What to work on:
Sort through the entries below and pull out lines containing the word "name".

BEGIN Extracted information

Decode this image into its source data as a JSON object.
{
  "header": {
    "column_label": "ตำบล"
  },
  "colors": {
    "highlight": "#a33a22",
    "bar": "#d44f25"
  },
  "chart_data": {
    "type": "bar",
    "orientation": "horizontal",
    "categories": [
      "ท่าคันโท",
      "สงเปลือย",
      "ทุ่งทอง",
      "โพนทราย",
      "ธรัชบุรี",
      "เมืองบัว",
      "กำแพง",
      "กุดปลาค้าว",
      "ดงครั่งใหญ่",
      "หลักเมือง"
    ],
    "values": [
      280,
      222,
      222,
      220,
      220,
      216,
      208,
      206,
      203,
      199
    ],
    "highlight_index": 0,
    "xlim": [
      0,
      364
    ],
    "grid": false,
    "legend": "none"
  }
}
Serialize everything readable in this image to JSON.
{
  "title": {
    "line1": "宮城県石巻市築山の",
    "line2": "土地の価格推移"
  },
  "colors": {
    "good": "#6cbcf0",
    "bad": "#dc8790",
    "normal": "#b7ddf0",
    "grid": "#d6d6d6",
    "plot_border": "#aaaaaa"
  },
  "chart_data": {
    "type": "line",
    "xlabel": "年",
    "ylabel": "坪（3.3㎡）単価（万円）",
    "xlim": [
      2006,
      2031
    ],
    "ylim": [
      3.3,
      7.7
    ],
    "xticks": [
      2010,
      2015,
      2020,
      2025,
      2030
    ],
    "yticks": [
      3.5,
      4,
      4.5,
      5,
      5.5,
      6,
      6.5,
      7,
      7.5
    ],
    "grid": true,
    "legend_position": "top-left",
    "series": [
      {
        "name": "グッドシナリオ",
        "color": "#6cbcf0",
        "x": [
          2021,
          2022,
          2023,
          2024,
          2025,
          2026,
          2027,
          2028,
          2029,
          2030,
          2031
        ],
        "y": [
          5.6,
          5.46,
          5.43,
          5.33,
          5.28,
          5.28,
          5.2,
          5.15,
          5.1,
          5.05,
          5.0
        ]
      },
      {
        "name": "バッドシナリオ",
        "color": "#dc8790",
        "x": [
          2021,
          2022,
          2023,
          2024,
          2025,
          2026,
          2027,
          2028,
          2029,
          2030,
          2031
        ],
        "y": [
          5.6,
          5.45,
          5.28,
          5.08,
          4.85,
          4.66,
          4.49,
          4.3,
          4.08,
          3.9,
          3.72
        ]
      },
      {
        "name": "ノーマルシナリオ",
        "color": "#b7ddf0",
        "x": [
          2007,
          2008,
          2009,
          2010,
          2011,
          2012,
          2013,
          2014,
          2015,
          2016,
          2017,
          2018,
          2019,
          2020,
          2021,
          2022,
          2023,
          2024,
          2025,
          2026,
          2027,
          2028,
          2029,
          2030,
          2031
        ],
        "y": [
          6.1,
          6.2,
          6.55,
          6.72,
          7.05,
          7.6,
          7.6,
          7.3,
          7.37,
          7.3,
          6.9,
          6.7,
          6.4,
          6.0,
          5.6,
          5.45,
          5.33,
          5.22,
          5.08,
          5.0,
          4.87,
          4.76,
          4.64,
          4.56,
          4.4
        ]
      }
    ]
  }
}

END Extracted information

Solution to this exercise:
        "name": "グッドシナリオ",
        "name": "バッドシナリオ",
        "name": "ノーマルシナリオ",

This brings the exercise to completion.